Figure data in JSON
--

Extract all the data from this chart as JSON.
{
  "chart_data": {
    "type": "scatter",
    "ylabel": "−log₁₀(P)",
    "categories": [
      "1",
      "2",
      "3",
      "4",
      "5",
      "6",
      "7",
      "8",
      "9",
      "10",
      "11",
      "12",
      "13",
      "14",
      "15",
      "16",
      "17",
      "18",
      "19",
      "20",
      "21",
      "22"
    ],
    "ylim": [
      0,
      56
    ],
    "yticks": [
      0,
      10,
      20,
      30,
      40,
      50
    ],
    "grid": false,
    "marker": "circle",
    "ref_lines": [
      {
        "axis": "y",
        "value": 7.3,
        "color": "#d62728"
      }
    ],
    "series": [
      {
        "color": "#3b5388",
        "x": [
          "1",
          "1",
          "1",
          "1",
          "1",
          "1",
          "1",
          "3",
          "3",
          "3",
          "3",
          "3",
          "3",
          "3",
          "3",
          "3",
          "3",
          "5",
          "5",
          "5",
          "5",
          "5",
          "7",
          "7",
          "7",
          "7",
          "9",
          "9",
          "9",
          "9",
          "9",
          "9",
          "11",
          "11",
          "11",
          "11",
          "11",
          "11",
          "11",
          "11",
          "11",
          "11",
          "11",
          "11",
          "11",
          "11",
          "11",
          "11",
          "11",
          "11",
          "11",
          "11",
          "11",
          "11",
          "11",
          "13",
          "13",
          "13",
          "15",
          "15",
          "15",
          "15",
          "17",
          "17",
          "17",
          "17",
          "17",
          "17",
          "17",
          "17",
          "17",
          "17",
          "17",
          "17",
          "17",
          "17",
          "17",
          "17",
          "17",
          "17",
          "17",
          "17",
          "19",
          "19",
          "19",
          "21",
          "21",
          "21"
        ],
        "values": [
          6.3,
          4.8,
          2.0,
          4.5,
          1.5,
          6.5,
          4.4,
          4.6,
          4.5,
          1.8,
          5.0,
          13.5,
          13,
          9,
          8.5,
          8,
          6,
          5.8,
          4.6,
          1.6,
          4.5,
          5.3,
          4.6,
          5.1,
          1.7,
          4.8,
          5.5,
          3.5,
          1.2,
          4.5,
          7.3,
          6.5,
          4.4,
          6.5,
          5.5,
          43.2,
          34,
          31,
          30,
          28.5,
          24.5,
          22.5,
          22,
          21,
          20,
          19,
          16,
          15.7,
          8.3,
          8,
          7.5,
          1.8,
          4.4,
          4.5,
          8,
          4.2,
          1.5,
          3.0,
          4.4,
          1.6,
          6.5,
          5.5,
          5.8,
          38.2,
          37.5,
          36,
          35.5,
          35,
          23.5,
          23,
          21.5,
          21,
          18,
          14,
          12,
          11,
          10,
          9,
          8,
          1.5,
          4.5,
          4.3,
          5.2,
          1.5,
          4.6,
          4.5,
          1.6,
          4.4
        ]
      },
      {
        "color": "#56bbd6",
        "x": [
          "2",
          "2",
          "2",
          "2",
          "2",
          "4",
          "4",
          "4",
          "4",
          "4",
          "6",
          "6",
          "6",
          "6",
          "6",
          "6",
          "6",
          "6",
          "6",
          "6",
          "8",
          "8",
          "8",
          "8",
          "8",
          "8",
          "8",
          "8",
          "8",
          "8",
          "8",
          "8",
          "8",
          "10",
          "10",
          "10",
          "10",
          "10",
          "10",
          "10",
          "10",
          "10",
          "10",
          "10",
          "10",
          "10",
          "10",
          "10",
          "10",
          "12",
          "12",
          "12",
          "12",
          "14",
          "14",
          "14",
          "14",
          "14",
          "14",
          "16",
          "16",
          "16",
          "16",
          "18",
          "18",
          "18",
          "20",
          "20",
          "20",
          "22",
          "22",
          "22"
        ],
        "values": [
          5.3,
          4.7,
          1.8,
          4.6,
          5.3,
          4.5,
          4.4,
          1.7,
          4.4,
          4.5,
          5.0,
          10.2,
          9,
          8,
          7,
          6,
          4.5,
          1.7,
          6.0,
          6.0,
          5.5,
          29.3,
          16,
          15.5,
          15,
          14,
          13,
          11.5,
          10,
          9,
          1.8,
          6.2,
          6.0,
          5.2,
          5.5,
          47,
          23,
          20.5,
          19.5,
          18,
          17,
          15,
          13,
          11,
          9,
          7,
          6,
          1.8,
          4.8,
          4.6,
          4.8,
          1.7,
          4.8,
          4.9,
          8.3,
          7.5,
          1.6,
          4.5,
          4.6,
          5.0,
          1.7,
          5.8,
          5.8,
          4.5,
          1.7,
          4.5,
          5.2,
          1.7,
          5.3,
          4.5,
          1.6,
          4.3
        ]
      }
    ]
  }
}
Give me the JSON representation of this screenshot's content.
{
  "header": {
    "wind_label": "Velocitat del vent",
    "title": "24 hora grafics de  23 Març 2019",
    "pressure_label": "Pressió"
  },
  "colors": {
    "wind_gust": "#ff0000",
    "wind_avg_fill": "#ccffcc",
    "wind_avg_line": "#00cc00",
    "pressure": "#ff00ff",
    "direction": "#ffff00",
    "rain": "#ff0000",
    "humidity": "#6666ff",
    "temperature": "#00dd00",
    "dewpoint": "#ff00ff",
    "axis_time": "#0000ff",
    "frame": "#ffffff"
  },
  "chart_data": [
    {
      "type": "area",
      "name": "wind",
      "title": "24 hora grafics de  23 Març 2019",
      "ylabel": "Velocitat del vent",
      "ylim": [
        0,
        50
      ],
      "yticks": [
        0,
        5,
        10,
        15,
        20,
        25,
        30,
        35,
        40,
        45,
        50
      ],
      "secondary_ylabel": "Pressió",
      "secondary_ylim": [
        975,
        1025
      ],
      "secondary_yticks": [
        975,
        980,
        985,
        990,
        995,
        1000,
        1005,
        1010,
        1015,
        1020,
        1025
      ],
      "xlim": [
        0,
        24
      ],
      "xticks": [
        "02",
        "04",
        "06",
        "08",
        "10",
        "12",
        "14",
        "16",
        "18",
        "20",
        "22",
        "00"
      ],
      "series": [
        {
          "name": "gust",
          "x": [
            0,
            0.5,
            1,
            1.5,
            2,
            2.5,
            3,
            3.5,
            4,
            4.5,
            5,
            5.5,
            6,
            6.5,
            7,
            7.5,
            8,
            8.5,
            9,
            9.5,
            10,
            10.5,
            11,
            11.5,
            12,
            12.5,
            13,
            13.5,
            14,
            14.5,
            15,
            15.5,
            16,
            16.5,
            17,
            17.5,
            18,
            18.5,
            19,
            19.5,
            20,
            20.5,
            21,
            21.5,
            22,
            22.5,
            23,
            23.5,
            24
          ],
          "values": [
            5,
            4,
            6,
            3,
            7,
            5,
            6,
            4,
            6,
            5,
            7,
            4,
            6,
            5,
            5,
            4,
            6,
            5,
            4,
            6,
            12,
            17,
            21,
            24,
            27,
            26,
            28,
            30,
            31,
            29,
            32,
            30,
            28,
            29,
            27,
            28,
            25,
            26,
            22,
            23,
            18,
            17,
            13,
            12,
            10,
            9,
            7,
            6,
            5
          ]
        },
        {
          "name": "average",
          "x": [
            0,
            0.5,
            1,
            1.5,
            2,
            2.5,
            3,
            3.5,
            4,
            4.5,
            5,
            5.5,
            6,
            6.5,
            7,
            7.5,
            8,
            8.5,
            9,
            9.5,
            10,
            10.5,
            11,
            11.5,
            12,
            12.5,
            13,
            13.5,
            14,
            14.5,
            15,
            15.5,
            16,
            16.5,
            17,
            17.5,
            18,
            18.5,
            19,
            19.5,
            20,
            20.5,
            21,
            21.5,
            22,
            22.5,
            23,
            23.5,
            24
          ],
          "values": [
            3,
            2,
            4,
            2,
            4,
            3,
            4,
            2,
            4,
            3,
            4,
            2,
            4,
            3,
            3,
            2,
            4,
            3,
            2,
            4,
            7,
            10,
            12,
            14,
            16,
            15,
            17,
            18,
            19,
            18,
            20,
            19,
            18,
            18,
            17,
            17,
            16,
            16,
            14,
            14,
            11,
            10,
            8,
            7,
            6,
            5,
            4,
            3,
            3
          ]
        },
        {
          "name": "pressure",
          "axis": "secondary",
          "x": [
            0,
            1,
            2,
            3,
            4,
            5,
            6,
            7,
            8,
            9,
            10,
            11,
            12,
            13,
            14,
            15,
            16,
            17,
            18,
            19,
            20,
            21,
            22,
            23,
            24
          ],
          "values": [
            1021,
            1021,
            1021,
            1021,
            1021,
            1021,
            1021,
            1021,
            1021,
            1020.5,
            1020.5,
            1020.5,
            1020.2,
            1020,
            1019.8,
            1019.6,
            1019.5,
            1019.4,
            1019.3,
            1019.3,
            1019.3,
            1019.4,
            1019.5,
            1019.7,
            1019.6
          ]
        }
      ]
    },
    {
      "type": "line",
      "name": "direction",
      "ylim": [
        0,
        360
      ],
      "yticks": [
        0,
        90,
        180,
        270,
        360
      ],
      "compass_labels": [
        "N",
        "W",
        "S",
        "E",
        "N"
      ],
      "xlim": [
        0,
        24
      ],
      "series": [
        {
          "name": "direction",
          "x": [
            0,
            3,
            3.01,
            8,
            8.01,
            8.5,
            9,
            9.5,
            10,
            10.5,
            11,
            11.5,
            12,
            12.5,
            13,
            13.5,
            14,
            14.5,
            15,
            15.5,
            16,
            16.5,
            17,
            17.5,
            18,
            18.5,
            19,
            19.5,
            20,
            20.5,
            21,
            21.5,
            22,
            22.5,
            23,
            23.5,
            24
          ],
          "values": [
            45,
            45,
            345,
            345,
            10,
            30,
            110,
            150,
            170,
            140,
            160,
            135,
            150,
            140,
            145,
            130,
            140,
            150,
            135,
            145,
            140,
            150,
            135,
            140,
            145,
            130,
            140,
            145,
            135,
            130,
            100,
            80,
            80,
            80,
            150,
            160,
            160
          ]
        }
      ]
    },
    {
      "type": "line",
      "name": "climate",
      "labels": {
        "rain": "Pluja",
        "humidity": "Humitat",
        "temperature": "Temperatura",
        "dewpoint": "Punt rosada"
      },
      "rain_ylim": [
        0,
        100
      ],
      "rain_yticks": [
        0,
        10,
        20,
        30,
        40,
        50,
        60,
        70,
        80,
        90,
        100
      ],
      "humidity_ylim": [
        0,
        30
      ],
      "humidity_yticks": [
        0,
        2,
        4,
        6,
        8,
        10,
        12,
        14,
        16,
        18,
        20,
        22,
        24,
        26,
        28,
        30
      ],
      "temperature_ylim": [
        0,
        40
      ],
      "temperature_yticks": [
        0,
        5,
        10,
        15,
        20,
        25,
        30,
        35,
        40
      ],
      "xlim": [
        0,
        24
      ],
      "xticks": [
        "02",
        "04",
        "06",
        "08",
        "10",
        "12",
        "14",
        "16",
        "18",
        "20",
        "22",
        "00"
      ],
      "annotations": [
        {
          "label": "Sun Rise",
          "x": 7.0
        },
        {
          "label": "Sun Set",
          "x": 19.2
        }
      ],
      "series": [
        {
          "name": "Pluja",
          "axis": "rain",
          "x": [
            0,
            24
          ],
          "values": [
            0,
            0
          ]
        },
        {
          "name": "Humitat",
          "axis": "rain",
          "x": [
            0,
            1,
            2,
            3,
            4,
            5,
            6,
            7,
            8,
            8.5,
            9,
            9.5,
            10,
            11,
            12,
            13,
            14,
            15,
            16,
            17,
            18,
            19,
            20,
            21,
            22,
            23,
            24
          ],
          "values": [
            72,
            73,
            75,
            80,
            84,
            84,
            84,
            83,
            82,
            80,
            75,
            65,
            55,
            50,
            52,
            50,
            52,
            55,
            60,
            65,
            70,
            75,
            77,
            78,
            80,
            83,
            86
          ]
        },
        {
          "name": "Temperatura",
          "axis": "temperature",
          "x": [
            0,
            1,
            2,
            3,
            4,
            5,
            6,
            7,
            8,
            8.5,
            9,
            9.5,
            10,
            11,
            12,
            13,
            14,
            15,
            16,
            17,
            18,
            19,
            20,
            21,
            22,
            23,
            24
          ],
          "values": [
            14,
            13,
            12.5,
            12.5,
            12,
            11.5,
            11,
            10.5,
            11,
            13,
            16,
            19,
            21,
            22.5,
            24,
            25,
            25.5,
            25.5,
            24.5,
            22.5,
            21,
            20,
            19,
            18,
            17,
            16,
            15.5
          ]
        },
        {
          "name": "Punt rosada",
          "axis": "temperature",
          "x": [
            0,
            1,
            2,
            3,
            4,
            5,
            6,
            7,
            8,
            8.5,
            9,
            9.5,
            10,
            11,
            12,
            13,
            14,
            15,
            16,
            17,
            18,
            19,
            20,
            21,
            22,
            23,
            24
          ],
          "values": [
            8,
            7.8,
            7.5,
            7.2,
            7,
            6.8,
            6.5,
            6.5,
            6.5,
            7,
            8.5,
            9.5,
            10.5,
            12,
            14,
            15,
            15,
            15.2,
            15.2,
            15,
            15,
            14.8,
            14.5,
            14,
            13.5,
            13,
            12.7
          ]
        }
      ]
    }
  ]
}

--

* [EXERCISE REQUIREMENTS]:
Look for "Març" and pull out every line that has it.

* [OUTPUT]:
    "title": "24 hora grafics de  23 Març 2019",
      "title": "24 hora grafics de  23 Març 2019",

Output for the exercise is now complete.